Task instructions: Locate the string "Resolved" in the records below. Copy every line where it occurs.
** BEGIN Dataset entries **
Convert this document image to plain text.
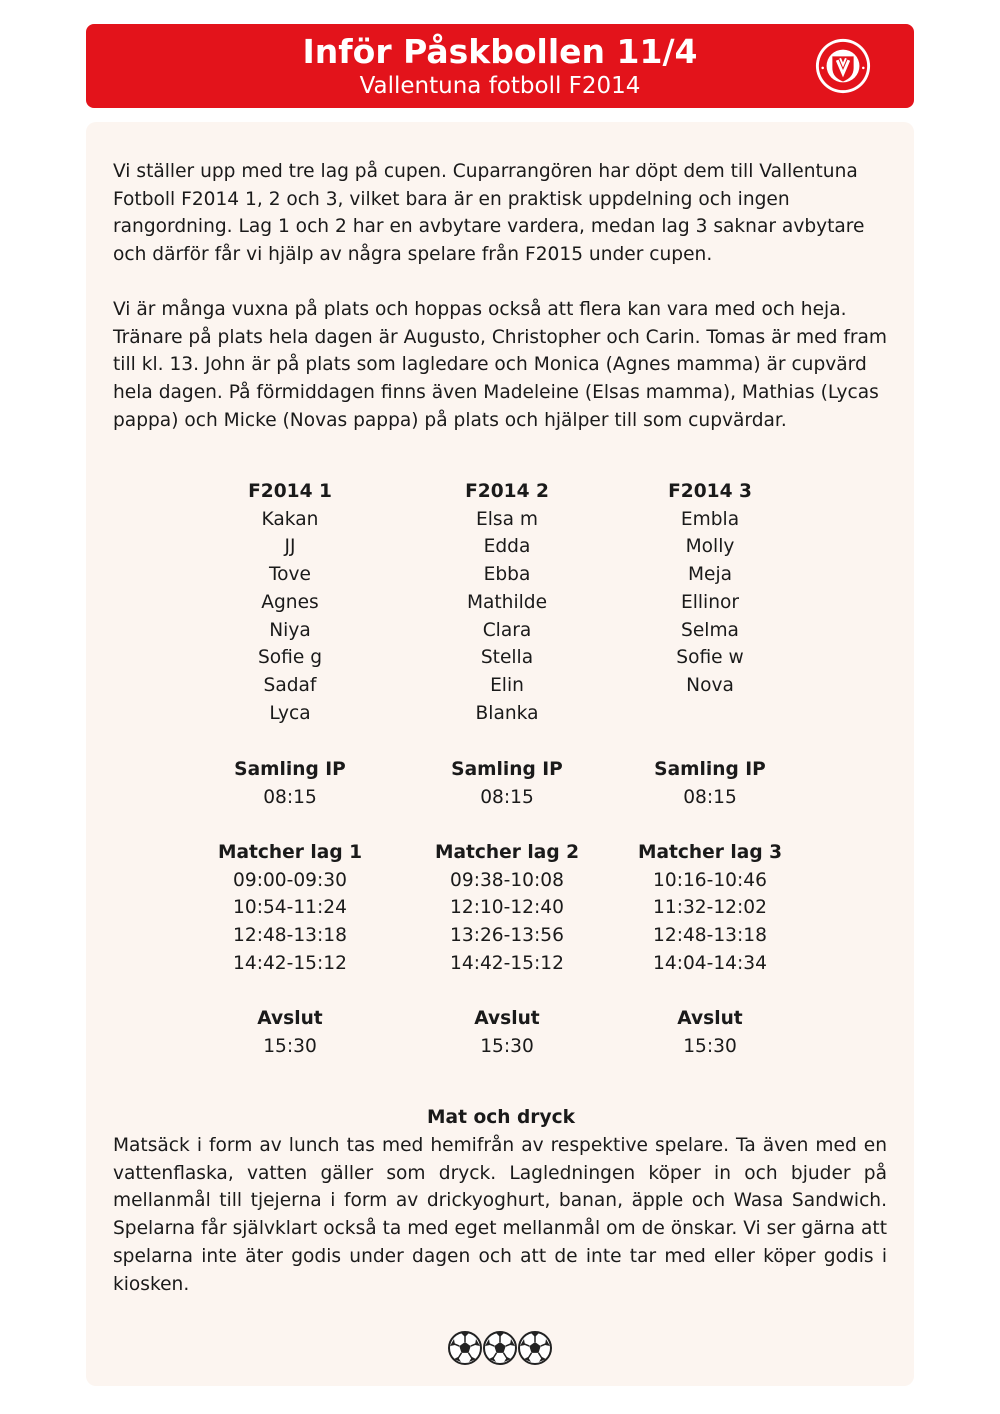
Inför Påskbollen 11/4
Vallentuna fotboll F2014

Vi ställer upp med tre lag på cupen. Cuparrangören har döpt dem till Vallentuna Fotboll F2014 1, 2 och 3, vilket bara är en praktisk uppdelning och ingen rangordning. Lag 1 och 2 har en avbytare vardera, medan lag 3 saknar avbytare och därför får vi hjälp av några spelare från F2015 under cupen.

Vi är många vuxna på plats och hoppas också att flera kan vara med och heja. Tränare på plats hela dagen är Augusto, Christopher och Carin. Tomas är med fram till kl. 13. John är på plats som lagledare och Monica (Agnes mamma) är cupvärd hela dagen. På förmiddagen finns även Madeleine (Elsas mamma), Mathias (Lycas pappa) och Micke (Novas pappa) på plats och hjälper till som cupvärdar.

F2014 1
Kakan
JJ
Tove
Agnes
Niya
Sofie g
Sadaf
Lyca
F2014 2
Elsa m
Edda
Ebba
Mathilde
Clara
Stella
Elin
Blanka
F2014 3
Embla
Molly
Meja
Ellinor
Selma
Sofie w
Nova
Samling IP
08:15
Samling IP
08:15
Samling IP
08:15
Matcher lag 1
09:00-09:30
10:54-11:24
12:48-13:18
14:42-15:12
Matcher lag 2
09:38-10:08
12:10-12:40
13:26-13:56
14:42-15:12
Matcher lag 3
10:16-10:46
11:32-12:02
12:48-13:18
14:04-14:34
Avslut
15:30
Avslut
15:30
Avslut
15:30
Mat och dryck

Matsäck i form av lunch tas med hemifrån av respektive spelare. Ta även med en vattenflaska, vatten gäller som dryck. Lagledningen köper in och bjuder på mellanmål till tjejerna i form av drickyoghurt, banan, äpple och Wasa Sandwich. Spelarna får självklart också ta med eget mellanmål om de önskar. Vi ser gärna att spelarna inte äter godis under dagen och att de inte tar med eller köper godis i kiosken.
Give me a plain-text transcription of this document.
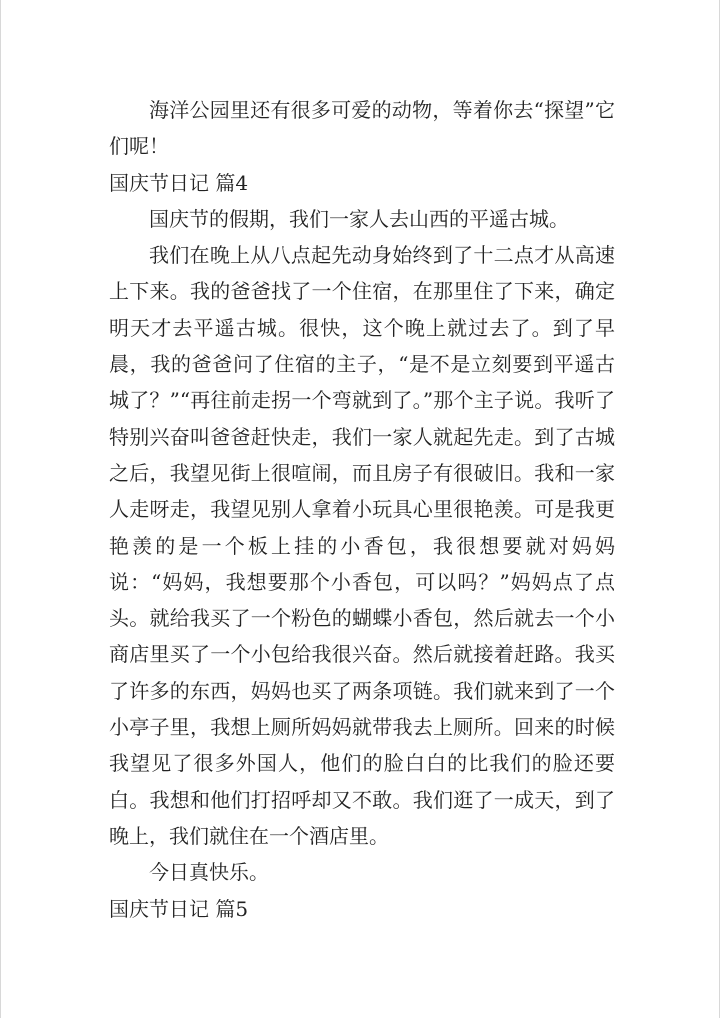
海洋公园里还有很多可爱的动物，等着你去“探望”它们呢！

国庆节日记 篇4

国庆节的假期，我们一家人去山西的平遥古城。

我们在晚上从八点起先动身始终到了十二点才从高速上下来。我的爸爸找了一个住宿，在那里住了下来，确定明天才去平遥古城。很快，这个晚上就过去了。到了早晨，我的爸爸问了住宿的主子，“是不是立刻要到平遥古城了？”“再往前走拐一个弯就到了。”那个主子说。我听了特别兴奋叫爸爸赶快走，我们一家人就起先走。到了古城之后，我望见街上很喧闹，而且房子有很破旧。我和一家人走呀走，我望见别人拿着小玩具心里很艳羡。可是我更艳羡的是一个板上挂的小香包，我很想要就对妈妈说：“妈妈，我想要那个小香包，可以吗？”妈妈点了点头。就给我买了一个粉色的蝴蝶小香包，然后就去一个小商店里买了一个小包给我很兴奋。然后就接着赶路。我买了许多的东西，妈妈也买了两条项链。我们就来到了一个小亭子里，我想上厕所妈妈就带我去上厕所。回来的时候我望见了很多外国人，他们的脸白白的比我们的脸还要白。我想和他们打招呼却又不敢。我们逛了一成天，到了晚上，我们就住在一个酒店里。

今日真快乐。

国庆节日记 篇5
** END Dataset entries **
** BEGIN Dataset entries **
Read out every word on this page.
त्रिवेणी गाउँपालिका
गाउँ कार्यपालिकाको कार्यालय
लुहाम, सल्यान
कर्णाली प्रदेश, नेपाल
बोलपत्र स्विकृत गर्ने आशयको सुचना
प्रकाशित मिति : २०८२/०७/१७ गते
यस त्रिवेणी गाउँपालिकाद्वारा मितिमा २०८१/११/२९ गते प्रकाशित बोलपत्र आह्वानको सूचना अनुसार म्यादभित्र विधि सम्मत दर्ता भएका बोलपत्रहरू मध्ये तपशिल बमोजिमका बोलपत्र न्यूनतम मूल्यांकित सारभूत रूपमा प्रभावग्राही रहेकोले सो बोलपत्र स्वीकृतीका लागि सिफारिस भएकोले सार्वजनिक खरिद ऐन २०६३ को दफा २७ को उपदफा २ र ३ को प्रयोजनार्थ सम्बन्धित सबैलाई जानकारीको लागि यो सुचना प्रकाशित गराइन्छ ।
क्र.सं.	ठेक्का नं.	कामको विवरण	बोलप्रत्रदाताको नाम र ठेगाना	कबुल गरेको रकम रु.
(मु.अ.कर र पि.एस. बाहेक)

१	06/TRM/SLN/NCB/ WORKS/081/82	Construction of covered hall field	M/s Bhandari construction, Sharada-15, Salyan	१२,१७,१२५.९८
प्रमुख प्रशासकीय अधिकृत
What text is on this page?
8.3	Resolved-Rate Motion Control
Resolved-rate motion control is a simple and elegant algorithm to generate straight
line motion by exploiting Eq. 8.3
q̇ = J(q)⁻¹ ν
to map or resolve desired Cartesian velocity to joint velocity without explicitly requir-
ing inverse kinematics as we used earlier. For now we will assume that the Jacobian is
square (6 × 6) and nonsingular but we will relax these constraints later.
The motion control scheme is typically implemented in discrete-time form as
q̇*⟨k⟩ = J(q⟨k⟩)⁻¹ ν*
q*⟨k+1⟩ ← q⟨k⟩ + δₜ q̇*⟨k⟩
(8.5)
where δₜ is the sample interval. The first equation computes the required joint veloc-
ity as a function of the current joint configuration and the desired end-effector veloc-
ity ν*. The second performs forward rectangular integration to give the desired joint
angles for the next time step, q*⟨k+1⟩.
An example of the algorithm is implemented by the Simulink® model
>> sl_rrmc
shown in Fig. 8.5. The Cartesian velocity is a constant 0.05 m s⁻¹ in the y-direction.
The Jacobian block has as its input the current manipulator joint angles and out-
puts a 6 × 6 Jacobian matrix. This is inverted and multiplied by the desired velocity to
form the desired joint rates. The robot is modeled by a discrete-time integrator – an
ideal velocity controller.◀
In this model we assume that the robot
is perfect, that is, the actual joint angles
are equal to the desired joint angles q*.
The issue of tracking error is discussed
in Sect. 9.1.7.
** END Dataset entries **
Solution to the problem:
8.3	Resolved-Rate Motion Control
Resolved-rate motion control is a simple and elegant algorithm to generate straight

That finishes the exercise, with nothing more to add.